**PROBLEM DESCRIPTION:** Put the rows into a Markdown table with the columns No. and Text, from the first row through the line containing "cpi-placeholder: Consumer Price", both included. Number each row and leave out blank lines.

**ENTRIES SUPPLIED:**
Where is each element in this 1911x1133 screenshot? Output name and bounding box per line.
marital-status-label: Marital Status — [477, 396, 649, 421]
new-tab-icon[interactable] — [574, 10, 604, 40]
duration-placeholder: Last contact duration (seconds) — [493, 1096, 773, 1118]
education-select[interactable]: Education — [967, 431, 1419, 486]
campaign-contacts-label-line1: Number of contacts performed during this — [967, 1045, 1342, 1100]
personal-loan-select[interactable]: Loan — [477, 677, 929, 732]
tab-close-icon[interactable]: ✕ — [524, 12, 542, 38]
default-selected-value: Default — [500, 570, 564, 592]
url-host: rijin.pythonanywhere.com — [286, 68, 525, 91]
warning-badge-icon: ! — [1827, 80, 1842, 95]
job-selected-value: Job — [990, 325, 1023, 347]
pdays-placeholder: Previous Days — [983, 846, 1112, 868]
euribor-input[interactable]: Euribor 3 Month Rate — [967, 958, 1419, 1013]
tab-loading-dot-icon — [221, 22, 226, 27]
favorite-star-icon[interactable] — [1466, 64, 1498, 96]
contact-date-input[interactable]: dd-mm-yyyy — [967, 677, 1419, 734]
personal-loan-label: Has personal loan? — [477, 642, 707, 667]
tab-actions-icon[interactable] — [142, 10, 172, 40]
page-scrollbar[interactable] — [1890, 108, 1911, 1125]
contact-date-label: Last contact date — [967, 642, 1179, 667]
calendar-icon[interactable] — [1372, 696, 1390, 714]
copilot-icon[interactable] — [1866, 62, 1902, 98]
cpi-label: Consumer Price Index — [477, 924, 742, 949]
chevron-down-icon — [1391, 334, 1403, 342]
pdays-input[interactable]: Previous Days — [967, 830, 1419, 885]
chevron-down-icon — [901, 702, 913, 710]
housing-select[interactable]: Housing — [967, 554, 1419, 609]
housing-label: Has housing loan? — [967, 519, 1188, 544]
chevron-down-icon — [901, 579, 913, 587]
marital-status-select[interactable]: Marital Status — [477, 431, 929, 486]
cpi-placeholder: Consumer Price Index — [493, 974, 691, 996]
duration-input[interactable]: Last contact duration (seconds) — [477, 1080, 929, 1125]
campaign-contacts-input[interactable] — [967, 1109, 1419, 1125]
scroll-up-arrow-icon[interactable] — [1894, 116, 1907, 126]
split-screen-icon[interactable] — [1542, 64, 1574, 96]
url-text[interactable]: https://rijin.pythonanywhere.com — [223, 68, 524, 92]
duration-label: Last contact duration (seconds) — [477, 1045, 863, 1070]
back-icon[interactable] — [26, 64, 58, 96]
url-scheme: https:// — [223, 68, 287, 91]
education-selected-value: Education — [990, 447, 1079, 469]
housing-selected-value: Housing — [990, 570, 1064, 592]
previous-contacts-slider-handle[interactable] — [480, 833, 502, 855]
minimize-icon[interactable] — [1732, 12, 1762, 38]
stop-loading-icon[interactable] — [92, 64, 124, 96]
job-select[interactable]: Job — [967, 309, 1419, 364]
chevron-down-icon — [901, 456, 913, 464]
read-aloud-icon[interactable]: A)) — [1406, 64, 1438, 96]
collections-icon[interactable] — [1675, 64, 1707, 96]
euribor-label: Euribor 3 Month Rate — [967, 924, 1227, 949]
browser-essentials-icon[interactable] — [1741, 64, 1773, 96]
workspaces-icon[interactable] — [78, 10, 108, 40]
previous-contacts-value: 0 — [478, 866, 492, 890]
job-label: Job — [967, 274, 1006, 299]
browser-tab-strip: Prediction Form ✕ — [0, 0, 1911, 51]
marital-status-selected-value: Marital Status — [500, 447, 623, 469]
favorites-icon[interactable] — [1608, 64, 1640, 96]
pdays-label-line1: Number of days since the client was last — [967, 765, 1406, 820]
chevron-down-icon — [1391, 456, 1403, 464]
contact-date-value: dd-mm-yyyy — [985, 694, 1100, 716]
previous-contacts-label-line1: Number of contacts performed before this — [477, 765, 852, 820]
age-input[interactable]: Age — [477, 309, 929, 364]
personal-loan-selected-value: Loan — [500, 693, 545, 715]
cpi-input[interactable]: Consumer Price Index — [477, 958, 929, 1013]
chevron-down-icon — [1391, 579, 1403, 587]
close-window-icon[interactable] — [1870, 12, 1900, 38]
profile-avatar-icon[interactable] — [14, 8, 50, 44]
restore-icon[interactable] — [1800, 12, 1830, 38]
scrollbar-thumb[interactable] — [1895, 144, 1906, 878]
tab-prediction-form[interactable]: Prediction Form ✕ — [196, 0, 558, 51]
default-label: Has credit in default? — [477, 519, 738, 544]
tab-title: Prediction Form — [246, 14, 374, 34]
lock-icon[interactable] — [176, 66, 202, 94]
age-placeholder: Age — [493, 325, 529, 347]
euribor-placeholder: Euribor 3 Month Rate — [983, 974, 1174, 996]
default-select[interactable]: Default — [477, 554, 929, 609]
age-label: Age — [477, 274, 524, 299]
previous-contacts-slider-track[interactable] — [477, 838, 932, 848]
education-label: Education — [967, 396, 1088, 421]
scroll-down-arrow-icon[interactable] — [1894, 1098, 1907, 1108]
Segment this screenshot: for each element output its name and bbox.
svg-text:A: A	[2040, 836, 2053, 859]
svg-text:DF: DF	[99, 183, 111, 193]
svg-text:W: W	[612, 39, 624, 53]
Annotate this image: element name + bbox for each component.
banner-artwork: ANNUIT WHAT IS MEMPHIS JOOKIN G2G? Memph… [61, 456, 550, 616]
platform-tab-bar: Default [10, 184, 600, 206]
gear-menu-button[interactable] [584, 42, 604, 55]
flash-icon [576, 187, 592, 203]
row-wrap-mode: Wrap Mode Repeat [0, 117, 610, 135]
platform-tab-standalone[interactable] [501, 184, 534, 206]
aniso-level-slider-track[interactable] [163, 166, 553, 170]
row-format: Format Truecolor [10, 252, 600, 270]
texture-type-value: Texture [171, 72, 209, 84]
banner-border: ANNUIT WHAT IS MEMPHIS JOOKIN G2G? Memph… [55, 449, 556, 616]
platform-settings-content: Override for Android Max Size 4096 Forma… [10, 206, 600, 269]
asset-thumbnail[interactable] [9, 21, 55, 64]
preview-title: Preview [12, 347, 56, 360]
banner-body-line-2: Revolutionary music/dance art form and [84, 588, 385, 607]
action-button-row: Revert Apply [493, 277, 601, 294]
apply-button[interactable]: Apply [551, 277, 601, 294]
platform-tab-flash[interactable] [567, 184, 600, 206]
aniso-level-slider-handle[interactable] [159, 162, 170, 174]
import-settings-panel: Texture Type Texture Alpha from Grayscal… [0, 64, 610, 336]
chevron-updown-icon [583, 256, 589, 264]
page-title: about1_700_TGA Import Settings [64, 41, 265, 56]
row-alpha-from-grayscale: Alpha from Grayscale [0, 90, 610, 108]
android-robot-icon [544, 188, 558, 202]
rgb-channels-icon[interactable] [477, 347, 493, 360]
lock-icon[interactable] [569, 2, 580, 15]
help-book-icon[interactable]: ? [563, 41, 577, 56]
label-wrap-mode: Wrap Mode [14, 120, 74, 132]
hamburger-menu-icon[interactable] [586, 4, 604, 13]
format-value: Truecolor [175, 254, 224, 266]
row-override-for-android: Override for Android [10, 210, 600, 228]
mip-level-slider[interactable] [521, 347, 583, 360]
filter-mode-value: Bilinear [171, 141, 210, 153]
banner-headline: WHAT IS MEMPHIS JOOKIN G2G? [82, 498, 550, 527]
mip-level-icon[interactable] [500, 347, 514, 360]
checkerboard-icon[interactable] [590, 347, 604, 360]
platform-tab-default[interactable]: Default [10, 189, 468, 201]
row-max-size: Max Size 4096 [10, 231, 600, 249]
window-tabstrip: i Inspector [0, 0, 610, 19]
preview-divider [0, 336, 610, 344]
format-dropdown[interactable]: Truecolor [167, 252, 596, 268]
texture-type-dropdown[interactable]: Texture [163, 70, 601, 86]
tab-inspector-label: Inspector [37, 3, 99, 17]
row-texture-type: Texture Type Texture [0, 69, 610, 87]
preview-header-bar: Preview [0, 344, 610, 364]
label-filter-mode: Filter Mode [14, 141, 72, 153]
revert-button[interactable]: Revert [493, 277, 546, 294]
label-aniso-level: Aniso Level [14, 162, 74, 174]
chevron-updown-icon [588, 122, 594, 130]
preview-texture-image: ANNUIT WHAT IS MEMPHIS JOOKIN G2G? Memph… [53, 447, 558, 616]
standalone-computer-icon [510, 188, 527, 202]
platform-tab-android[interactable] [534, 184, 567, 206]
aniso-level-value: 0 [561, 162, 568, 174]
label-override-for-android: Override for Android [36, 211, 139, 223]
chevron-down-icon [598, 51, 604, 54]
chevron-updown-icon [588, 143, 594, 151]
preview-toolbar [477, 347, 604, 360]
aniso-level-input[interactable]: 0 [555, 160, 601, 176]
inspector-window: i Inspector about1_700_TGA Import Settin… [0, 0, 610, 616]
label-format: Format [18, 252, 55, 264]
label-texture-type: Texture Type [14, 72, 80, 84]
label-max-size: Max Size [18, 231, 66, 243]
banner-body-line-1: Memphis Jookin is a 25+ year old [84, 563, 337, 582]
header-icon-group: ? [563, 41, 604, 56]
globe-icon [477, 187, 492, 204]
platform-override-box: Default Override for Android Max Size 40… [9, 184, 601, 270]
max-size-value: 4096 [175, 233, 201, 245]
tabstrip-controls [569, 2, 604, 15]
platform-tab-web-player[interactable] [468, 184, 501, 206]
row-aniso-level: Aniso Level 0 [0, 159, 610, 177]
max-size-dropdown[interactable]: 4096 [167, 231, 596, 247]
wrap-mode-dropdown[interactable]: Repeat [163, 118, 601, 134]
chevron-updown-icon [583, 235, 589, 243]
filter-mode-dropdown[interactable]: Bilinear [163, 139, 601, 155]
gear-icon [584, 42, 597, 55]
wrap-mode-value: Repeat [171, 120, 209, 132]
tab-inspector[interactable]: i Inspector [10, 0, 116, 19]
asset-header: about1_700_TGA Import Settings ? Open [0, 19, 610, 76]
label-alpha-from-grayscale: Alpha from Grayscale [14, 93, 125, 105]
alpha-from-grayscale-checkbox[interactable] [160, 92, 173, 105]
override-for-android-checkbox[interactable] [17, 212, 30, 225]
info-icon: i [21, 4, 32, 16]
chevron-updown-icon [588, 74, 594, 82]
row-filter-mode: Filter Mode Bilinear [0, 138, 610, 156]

**FULL OUTPUT:**
| No. | Text |
|---|---|
| 1 | Where is each element in this 1911x1133 screenshot? Output name and bounding box per line. |
| 2 | marital-status-label: Marital Status — [477, 396, 649, 421] |
| 3 | new-tab-icon[interactable] — [574, 10, 604, 40] |
| 4 | duration-placeholder: Last contact duration (seconds) — [493, 1096, 773, 1118] |
| 5 | education-select[interactable]: Education — [967, 431, 1419, 486] |
| 6 | campaign-contacts-label-line1: Number of contacts performed during this — [967, 1045, 1342, 1100] |
| 7 | personal-loan-select[interactable]: Loan — [477, 677, 929, 732] |
| 8 | tab-close-icon[interactable]: ✕ — [524, 12, 542, 38] |
| 9 | default-selected-value: Default — [500, 570, 564, 592] |
| 10 | url-host: rijin.pythonanywhere.com — [286, 68, 525, 91] |
| 11 | warning-badge-icon: ! — [1827, 80, 1842, 95] |
| 12 | job-selected-value: Job — [990, 325, 1023, 347] |
| 13 | pdays-placeholder: Previous Days — [983, 846, 1112, 868] |
| 14 | euribor-input[interactable]: Euribor 3 Month Rate — [967, 958, 1419, 1013] |
| 15 | tab-loading-dot-icon — [221, 22, 226, 27] |
| 16 | favorite-star-icon[interactable] — [1466, 64, 1498, 96] |
| 17 | contact-date-input[interactable]: dd-mm-yyyy — [967, 677, 1419, 734] |
| 18 | personal-loan-label: Has personal loan? — [477, 642, 707, 667] |
| 19 | tab-actions-icon[interactable] — [142, 10, 172, 40] |
| 20 | page-scrollbar[interactable] — [1890, 108, 1911, 1125] |
| 21 | contact-date-label: Last contact date — [967, 642, 1179, 667] |
| 22 | calendar-icon[interactable] — [1372, 696, 1390, 714] |
| 23 | copilot-icon[interactable] — [1866, 62, 1902, 98] |
| 24 | cpi-label: Consumer Price Index — [477, 924, 742, 949] |
| 25 | chevron-down-icon — [1391, 334, 1403, 342] |
| 26 | pdays-input[interactable]: Previous Days — [967, 830, 1419, 885] |
| 27 | chevron-down-icon — [901, 702, 913, 710] |
| 28 | housing-select[interactable]: Housing — [967, 554, 1419, 609] |
| 29 | housing-label: Has housing loan? — [967, 519, 1188, 544] |
| 30 | chevron-down-icon — [901, 579, 913, 587] |
| 31 | marital-status-select[interactable]: Marital Status — [477, 431, 929, 486] |
| 32 | cpi-placeholder: Consumer Price Index — [493, 974, 691, 996] |